Data records
begin

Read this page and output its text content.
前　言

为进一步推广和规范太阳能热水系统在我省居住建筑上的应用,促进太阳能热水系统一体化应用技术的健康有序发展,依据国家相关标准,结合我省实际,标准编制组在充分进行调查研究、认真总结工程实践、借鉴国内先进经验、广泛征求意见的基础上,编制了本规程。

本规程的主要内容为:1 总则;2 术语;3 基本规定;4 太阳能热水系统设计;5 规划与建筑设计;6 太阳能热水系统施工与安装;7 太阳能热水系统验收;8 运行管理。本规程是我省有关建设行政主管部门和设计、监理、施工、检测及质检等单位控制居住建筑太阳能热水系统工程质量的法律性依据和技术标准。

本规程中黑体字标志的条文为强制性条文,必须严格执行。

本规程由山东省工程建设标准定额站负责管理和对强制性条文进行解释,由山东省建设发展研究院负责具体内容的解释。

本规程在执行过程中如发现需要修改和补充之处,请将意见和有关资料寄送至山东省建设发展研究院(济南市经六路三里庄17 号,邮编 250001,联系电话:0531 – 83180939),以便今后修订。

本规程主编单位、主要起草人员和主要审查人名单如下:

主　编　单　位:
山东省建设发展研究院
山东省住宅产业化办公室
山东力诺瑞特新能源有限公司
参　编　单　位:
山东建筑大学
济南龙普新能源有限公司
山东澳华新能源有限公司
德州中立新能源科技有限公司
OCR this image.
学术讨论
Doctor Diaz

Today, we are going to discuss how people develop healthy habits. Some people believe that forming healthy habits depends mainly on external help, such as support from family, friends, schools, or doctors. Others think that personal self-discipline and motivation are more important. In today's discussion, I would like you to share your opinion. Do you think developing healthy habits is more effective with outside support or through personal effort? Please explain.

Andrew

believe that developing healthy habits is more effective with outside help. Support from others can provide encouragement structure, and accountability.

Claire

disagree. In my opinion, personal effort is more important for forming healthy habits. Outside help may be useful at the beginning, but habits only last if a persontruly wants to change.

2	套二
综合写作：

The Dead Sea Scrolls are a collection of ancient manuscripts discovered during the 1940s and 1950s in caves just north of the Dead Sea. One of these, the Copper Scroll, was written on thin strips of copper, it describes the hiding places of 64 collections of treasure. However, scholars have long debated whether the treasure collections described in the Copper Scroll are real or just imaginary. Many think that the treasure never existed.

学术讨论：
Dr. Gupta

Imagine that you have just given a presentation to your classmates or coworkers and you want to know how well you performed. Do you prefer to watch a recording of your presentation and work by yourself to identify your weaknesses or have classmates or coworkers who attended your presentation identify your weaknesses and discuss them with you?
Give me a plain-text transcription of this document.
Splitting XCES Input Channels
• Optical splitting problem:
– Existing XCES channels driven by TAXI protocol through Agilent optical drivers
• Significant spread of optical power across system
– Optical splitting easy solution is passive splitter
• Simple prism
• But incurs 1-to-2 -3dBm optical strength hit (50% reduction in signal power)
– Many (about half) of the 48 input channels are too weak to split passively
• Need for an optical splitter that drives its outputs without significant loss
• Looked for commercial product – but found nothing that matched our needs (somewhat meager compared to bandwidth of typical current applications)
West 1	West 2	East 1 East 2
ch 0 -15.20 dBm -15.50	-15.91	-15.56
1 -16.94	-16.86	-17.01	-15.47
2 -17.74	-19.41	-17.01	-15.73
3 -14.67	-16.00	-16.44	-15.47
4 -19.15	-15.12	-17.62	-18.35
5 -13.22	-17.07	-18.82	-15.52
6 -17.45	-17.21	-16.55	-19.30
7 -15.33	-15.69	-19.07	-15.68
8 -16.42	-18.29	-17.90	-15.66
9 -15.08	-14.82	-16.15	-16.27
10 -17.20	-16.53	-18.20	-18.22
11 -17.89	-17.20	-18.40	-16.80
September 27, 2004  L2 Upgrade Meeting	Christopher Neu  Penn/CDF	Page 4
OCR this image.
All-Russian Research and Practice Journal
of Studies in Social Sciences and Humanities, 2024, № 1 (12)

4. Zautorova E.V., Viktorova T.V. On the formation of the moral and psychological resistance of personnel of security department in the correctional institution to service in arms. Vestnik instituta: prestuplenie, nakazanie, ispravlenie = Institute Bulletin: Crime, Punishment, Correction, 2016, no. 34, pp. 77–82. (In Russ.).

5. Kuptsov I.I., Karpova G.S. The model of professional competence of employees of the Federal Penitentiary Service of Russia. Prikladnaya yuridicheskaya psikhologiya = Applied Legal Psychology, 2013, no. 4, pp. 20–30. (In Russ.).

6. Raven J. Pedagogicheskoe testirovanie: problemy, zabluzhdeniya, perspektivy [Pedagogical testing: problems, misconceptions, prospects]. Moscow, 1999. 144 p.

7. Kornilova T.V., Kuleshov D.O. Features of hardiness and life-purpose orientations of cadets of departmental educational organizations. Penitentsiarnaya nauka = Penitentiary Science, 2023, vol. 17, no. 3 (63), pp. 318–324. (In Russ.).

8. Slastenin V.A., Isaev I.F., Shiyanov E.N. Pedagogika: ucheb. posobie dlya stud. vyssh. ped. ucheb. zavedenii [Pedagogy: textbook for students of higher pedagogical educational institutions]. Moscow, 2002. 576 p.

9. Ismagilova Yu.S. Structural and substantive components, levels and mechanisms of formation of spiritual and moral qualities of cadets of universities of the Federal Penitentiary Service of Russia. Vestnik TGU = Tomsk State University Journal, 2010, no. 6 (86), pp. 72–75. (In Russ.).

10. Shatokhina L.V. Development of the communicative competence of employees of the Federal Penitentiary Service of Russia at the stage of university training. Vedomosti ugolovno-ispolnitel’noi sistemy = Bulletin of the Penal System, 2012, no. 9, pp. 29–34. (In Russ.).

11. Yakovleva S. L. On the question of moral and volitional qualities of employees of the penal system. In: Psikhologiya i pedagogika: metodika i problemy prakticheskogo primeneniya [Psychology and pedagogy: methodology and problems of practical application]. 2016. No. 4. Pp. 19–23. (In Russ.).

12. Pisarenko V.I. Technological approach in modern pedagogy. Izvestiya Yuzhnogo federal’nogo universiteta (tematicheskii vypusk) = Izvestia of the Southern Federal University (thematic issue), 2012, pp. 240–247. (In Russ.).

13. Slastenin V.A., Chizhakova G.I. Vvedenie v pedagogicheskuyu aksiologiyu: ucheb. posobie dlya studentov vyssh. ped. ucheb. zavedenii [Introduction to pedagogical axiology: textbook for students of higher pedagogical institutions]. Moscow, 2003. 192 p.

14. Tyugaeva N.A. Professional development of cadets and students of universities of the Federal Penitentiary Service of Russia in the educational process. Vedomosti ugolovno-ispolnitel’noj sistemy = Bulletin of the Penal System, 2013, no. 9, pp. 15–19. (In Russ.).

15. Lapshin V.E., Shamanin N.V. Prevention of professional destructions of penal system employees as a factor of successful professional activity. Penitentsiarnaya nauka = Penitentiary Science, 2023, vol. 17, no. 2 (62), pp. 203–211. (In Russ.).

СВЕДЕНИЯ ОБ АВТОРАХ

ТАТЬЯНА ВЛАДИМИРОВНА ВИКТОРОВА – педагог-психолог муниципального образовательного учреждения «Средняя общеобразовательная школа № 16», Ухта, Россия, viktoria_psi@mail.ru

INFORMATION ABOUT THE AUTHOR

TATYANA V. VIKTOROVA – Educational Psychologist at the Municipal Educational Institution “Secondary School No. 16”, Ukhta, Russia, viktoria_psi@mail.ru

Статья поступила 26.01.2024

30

end

EXERCISE:
Each line above must be reproduced exactly as it stands.

THE COMPLETED TASK:
Read this page and output its text content.
前　言

为进一步推广和规范太阳能热水系统在我省居住建筑上的应用,促进太阳能热水系统一体化应用技术的健康有序发展,依据国家相关标准,结合我省实际,标准编制组在充分进行调查研究、认真总结工程实践、借鉴国内先进经验、广泛征求意见的基础上,编制了本规程。

本规程的主要内容为:1 总则;2 术语;3 基本规定;4 太阳能热水系统设计;5 规划与建筑设计;6 太阳能热水系统施工与安装;7 太阳能热水系统验收;8 运行管理。本规程是我省有关建设行政主管部门和设计、监理、施工、检测及质检等单位控制居住建筑太阳能热水系统工程质量的法律性依据和技术标准。

本规程中黑体字标志的条文为强制性条文,必须严格执行。

本规程由山东省工程建设标准定额站负责管理和对强制性条文进行解释,由山东省建设发展研究院负责具体内容的解释。

本规程在执行过程中如发现需要修改和补充之处,请将意见和有关资料寄送至山东省建设发展研究院(济南市经六路三里庄17 号,邮编 250001,联系电话:0531 – 83180939),以便今后修订。

本规程主编单位、主要起草人员和主要审查人名单如下:

主　编　单　位:
山东省建设发展研究院
山东省住宅产业化办公室
山东力诺瑞特新能源有限公司
参　编　单　位:
山东建筑大学
济南龙普新能源有限公司
山东澳华新能源有限公司
德州中立新能源科技有限公司
OCR this image.
学术讨论
Doctor Diaz

Today, we are going to discuss how people develop healthy habits. Some people believe that forming healthy habits depends mainly on external help, such as support from family, friends, schools, or doctors. Others think that personal self-discipline and motivation are more important. In today's discussion, I would like you to share your opinion. Do you think developing healthy habits is more effective with outside support or through personal effort? Please explain.

Andrew

believe that developing healthy habits is more effective with outside help. Support from others can provide encouragement structure, and accountability.

Claire

disagree. In my opinion, personal effort is more important for forming healthy habits. Outside help may be useful at the beginning, but habits only last if a persontruly wants to change.

2	套二
综合写作：

The Dead Sea Scrolls are a collection of ancient manuscripts discovered during the 1940s and 1950s in caves just north of the Dead Sea. One of these, the Copper Scroll, was written on thin strips of copper, it describes the hiding places of 64 collections of treasure. However, scholars have long debated whether the treasure collections described in the Copper Scroll are real or just imaginary. Many think that the treasure never existed.

学术讨论：
Dr. Gupta

Imagine that you have just given a presentation to your classmates or coworkers and you want to know how well you performed. Do you prefer to watch a recording of your presentation and work by yourself to identify your weaknesses or have classmates or coworkers who attended your presentation identify your weaknesses and discuss them with you?
Give me a plain-text transcription of this document.
Splitting XCES Input Channels
• Optical splitting problem:
– Existing XCES channels driven by TAXI protocol through Agilent optical drivers
• Significant spread of optical power across system
– Optical splitting easy solution is passive splitter
• Simple prism
• But incurs 1-to-2 -3dBm optical strength hit (50% reduction in signal power)
– Many (about half) of the 48 input channels are too weak to split passively
• Need for an optical splitter that drives its outputs without significant loss
• Looked for commercial product – but found nothing that matched our needs (somewhat meager compared to bandwidth of typical current applications)
West 1	West 2	East 1 East 2
ch 0 -15.20 dBm -15.50	-15.91	-15.56
1 -16.94	-16.86	-17.01	-15.47
2 -17.74	-19.41	-17.01	-15.73
3 -14.67	-16.00	-16.44	-15.47
4 -19.15	-15.12	-17.62	-18.35
5 -13.22	-17.07	-18.82	-15.52
6 -17.45	-17.21	-16.55	-19.30
7 -15.33	-15.69	-19.07	-15.68
8 -16.42	-18.29	-17.90	-15.66
9 -15.08	-14.82	-16.15	-16.27
10 -17.20	-16.53	-18.20	-18.22
11 -17.89	-17.20	-18.40	-16.80
September 27, 2004  L2 Upgrade Meeting	Christopher Neu  Penn/CDF	Page 4
OCR this image.
All-Russian Research and Practice Journal
of Studies in Social Sciences and Humanities, 2024, № 1 (12)

4. Zautorova E.V., Viktorova T.V. On the formation of the moral and psychological resistance of personnel of security department in the correctional institution to service in arms. Vestnik instituta: prestuplenie, nakazanie, ispravlenie = Institute Bulletin: Crime, Punishment, Correction, 2016, no. 34, pp. 77–82. (In Russ.).

5. Kuptsov I.I., Karpova G.S. The model of professional competence of employees of the Federal Penitentiary Service of Russia. Prikladnaya yuridicheskaya psikhologiya = Applied Legal Psychology, 2013, no. 4, pp. 20–30. (In Russ.).

6. Raven J. Pedagogicheskoe testirovanie: problemy, zabluzhdeniya, perspektivy [Pedagogical testing: problems, misconceptions, prospects]. Moscow, 1999. 144 p.

7. Kornilova T.V., Kuleshov D.O. Features of hardiness and life-purpose orientations of cadets of departmental educational organizations. Penitentsiarnaya nauka = Penitentiary Science, 2023, vol. 17, no. 3 (63), pp. 318–324. (In Russ.).

8. Slastenin V.A., Isaev I.F., Shiyanov E.N. Pedagogika: ucheb. posobie dlya stud. vyssh. ped. ucheb. zavedenii [Pedagogy: textbook for students of higher pedagogical educational institutions]. Moscow, 2002. 576 p.

9. Ismagilova Yu.S. Structural and substantive components, levels and mechanisms of formation of spiritual and moral qualities of cadets of universities of the Federal Penitentiary Service of Russia. Vestnik TGU = Tomsk State University Journal, 2010, no. 6 (86), pp. 72–75. (In Russ.).

10. Shatokhina L.V. Development of the communicative competence of employees of the Federal Penitentiary Service of Russia at the stage of university training. Vedomosti ugolovno-ispolnitel’noi sistemy = Bulletin of the Penal System, 2012, no. 9, pp. 29–34. (In Russ.).

11. Yakovleva S. L. On the question of moral and volitional qualities of employees of the penal system. In: Psikhologiya i pedagogika: metodika i problemy prakticheskogo primeneniya [Psychology and pedagogy: methodology and problems of practical application]. 2016. No. 4. Pp. 19–23. (In Russ.).

12. Pisarenko V.I. Technological approach in modern pedagogy. Izvestiya Yuzhnogo federal’nogo universiteta (tematicheskii vypusk) = Izvestia of the Southern Federal University (thematic issue), 2012, pp. 240–247. (In Russ.).

13. Slastenin V.A., Chizhakova G.I. Vvedenie v pedagogicheskuyu aksiologiyu: ucheb. posobie dlya studentov vyssh. ped. ucheb. zavedenii [Introduction to pedagogical axiology: textbook for students of higher pedagogical institutions]. Moscow, 2003. 192 p.

14. Tyugaeva N.A. Professional development of cadets and students of universities of the Federal Penitentiary Service of Russia in the educational process. Vedomosti ugolovno-ispolnitel’noj sistemy = Bulletin of the Penal System, 2013, no. 9, pp. 15–19. (In Russ.).

15. Lapshin V.E., Shamanin N.V. Prevention of professional destructions of penal system employees as a factor of successful professional activity. Penitentsiarnaya nauka = Penitentiary Science, 2023, vol. 17, no. 2 (62), pp. 203–211. (In Russ.).

СВЕДЕНИЯ ОБ АВТОРАХ

ТАТЬЯНА ВЛАДИМИРОВНА ВИКТОРОВА – педагог-психолог муниципального образовательного учреждения «Средняя общеобразовательная школа № 16», Ухта, Россия, viktoria_psi@mail.ru

INFORMATION ABOUT THE AUTHOR

TATYANA V. VIKTOROVA – Educational Psychologist at the Municipal Educational Institution “Secondary School No. 16”, Ukhta, Russia, viktoria_psi@mail.ru

Статья поступила 26.01.2024

30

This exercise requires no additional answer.